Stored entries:

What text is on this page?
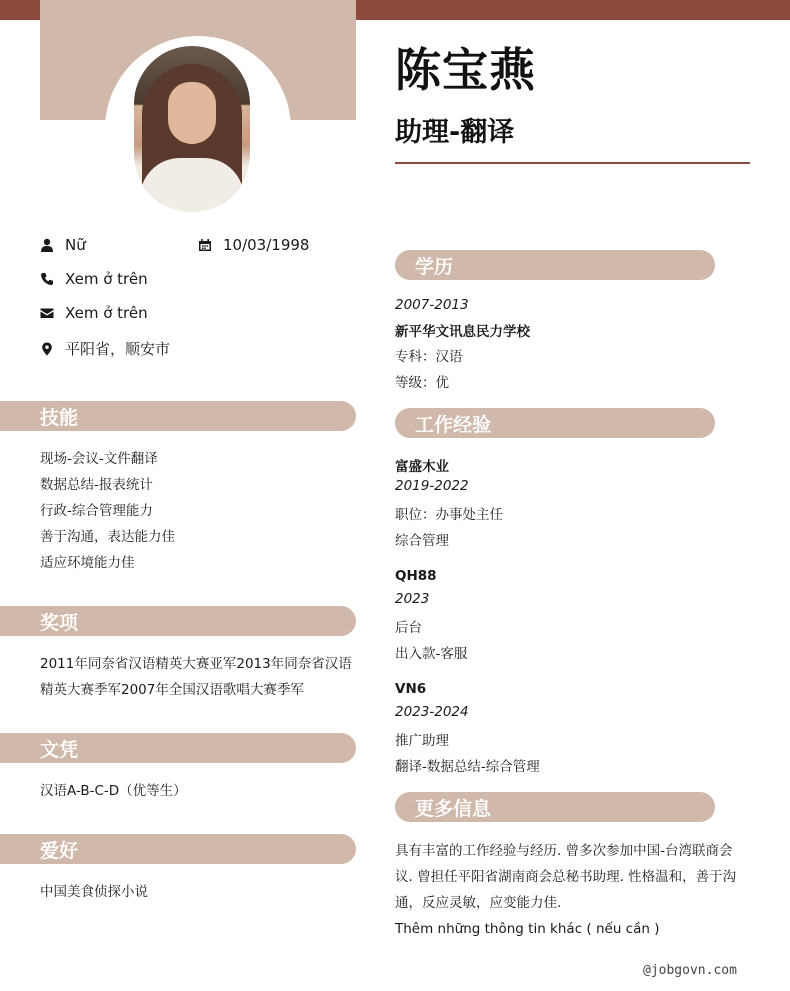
陈宝燕
助理-翻译
Nữ	10/03/1998
Xem ở trên
Xem ở trên
平阳省，顺安市
技能
现场-会议-文件翻译
数据总结-报表统计
行政-综合管理能力
善于沟通，表达能力佳
适应环境能力佳
奖项
2011年同奈省汉语精英大赛亚军2013年同奈省汉语
精英大赛季军2007年全国汉语歌唱大赛季军
文凭
汉语A-B-C-D（优等生）
爱好
中国美食侦探小说
学历
2007-2013
新平华文讯息民力学校
专科：汉语
等级：优
工作经验
富盛木业
2019-2022
职位：办事处主任
综合管理
QH88
2023
后台
出入款-客服
VN6
2023-2024
推广助理
翻译-数据总结-综合管理
更多信息
具有丰富的工作经验与经历. 曾多次参加中国-台湾联商会
议. 曾担任平阳省湖南商会总秘书助理. 性格温和，善于沟
通，反应灵敏，应变能力佳.
Thêm những thông tin khác ( nếu cần )
@jobgovn.com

Set exercise:
Retype the whole listing exactly and leave the pictures out.

Solution to the exercise:
What text is on this page?
陈宝燕
助理-翻译
Nữ	10/03/1998
Xem ở trên
Xem ở trên
平阳省，顺安市
技能
现场-会议-文件翻译
数据总结-报表统计
行政-综合管理能力
善于沟通，表达能力佳
适应环境能力佳
奖项
2011年同奈省汉语精英大赛亚军2013年同奈省汉语
精英大赛季军2007年全国汉语歌唱大赛季军
文凭
汉语A-B-C-D（优等生）
爱好
中国美食侦探小说
学历
2007-2013
新平华文讯息民力学校
专科：汉语
等级：优
工作经验
富盛木业
2019-2022
职位：办事处主任
综合管理
QH88
2023
后台
出入款-客服
VN6
2023-2024
推广助理
翻译-数据总结-综合管理
更多信息
具有丰富的工作经验与经历. 曾多次参加中国-台湾联商会
议. 曾担任平阳省湖南商会总秘书助理. 性格温和，善于沟
通，反应灵敏，应变能力佳.
Thêm những thông tin khác ( nếu cần )
@jobgovn.com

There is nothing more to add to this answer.